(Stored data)
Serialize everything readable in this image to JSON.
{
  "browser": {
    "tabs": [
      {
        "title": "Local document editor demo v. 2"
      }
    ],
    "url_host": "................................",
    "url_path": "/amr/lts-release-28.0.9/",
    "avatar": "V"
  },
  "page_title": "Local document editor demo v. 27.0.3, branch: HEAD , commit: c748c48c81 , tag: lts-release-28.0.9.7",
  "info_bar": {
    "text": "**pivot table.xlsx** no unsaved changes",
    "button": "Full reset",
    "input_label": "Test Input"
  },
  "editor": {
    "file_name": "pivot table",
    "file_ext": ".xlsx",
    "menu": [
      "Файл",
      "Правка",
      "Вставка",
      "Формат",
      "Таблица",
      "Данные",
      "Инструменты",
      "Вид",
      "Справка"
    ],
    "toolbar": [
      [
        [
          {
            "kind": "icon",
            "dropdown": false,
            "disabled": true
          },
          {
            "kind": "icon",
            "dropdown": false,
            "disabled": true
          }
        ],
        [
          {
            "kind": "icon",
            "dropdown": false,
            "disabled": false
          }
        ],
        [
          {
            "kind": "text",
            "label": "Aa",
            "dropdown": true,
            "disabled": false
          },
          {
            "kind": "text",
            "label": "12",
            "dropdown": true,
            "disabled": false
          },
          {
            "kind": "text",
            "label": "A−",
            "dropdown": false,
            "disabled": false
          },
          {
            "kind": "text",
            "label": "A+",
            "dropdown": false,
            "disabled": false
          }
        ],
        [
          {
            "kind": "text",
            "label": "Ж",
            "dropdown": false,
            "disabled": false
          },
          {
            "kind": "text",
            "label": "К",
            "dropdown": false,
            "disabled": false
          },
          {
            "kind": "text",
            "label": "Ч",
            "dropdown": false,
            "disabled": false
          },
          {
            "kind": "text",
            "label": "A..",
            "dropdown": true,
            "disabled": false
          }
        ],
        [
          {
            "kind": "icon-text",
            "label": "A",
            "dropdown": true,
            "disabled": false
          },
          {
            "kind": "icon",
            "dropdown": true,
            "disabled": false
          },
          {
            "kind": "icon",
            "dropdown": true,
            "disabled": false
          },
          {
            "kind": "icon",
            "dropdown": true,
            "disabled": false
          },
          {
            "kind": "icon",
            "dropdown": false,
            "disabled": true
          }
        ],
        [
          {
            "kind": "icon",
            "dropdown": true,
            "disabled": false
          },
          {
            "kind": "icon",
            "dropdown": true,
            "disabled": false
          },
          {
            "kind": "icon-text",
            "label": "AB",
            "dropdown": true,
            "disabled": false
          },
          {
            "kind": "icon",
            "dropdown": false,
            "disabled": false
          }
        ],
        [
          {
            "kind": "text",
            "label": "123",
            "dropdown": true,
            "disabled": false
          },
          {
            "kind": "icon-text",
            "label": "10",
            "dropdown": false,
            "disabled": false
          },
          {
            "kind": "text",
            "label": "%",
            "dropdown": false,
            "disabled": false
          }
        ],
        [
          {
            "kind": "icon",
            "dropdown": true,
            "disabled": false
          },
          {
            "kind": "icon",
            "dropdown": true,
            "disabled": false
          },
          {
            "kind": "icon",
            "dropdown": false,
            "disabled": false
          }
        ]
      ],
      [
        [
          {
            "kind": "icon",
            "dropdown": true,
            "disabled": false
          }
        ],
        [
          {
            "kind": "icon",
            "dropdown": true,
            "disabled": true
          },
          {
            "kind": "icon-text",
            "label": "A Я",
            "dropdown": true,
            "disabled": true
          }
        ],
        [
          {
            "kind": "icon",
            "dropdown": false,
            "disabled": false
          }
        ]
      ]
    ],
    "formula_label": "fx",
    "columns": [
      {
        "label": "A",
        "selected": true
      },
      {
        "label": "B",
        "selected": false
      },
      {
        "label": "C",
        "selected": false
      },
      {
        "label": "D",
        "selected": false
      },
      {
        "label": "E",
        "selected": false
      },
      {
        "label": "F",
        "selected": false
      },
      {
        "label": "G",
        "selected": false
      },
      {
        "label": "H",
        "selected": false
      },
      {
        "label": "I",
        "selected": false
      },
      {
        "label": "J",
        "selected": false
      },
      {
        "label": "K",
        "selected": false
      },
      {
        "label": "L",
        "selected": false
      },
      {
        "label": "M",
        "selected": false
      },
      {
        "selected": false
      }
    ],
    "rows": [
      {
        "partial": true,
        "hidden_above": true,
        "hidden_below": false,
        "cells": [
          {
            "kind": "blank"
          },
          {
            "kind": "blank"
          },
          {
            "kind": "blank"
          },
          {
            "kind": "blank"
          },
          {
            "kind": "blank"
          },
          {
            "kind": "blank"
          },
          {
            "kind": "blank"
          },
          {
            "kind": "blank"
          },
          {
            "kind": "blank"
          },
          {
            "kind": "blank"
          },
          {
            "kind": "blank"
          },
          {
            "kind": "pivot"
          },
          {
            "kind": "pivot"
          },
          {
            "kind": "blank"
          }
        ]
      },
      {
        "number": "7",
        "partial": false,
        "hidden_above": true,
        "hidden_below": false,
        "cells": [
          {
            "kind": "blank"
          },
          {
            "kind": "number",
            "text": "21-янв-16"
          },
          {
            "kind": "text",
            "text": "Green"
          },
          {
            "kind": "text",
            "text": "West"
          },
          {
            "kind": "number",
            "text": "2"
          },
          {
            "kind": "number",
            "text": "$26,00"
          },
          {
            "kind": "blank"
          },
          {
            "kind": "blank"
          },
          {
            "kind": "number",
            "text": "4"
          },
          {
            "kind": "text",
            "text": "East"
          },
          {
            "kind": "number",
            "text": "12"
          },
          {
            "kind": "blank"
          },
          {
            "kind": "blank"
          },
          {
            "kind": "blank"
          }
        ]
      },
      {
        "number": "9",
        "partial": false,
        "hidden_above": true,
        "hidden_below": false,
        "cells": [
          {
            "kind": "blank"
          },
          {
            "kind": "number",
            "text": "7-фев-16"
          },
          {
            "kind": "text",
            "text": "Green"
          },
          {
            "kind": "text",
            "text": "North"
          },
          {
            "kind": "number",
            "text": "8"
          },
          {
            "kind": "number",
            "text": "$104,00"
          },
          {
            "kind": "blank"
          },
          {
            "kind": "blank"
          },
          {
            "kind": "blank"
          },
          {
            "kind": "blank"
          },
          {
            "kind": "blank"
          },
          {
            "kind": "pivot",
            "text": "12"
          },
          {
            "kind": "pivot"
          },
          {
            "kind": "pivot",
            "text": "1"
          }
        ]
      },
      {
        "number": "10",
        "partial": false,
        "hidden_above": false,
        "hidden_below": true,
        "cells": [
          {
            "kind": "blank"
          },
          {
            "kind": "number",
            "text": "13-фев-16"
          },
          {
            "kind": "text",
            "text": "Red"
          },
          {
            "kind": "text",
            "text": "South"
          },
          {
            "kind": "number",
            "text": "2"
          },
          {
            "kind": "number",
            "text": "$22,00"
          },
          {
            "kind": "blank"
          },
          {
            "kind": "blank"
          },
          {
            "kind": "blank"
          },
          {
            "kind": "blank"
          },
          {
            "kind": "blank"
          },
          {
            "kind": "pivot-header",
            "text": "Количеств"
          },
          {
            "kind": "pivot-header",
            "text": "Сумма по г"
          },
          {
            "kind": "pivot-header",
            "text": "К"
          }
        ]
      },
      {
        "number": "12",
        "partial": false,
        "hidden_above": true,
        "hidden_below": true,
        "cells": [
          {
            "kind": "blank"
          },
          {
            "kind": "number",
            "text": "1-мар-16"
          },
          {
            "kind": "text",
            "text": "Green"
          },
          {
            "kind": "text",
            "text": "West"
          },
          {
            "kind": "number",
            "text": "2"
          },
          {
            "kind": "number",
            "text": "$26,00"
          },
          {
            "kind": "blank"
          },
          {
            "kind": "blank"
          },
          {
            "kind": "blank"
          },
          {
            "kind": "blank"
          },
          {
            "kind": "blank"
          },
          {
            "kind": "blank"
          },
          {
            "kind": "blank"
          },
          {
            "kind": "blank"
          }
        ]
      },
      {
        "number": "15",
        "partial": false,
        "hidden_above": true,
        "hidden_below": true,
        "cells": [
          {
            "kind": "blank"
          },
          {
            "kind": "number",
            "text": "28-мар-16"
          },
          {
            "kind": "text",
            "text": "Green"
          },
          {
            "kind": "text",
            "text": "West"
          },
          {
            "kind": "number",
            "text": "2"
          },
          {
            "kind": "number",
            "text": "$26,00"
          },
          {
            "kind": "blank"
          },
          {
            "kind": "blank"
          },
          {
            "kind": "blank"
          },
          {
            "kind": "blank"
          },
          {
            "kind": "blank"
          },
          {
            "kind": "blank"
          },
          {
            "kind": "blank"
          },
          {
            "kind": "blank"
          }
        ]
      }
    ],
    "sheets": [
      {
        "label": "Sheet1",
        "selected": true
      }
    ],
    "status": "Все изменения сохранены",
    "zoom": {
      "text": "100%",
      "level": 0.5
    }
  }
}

_Requirements_
Exactly how many lines contain "document"? State the number and nothing else.

_Full output_
2